TASK DETAILS:
Scan each line of the records for the word "color" and extract the ones that have it.

Figure record extracts:
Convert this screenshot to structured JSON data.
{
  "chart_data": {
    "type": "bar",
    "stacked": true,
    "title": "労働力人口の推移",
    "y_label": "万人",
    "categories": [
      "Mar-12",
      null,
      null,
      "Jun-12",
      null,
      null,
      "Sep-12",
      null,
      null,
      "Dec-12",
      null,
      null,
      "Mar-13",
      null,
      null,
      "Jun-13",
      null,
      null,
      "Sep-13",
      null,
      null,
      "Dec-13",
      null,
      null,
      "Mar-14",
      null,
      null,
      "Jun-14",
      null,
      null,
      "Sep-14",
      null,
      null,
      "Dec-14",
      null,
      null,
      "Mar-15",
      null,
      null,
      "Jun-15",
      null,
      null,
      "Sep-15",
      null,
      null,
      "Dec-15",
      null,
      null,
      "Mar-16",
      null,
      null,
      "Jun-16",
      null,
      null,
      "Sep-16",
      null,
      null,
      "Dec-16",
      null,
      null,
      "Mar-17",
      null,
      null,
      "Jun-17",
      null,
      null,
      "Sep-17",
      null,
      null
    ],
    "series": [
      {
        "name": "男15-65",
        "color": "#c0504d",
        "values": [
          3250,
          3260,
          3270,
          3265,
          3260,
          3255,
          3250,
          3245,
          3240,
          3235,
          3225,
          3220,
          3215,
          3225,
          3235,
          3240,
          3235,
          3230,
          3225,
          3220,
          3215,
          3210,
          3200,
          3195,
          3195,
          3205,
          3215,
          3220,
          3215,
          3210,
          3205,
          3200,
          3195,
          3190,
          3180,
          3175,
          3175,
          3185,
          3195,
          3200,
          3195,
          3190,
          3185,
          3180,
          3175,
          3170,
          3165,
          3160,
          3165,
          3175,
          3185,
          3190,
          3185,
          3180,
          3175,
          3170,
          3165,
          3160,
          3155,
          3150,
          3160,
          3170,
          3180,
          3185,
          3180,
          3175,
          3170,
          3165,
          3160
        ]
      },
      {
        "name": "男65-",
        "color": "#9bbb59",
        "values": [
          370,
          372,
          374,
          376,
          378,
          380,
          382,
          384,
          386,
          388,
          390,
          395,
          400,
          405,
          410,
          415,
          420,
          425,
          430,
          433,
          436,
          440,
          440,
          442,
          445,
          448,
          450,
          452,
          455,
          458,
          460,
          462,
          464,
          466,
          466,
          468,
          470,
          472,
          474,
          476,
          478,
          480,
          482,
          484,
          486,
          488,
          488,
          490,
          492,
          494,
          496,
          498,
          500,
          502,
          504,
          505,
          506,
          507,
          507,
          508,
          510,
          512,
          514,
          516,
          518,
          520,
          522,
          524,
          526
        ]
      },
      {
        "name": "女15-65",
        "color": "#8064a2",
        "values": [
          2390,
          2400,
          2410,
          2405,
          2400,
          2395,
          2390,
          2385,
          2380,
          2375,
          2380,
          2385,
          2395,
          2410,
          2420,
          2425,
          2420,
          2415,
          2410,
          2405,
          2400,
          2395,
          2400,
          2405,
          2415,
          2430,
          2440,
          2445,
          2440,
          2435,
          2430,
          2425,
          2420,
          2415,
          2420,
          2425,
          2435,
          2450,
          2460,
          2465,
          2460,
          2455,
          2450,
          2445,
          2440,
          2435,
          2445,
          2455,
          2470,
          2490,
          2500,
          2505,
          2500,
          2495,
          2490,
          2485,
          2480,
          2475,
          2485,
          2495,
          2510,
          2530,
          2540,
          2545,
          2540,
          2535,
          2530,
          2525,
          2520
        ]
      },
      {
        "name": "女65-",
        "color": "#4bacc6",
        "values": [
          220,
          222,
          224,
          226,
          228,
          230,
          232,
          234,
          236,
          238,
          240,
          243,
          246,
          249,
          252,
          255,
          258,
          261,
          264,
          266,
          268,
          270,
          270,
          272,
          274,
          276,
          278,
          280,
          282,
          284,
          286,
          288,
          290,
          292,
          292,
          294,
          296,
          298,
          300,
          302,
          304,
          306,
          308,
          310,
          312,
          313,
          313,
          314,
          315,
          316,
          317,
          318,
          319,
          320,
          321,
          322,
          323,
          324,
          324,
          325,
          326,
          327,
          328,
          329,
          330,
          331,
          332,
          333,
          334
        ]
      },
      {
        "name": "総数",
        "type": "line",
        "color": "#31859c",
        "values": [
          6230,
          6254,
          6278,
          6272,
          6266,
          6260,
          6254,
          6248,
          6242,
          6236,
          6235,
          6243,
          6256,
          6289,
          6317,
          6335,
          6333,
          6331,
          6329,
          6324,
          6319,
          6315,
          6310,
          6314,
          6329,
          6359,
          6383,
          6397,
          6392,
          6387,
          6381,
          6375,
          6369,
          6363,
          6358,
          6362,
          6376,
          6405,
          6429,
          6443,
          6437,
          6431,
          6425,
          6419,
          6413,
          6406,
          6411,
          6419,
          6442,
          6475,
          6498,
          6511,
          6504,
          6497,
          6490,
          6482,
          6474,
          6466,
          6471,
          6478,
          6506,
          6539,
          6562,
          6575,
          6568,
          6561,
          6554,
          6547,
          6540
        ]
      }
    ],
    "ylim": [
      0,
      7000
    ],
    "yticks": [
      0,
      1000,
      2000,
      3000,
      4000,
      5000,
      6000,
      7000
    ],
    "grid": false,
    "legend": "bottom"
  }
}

RESULT OF THIS TASK:
        "color": "#c0504d",
        "color": "#9bbb59",
        "color": "#8064a2",
        "color": "#4bacc6",
        "color": "#31859c",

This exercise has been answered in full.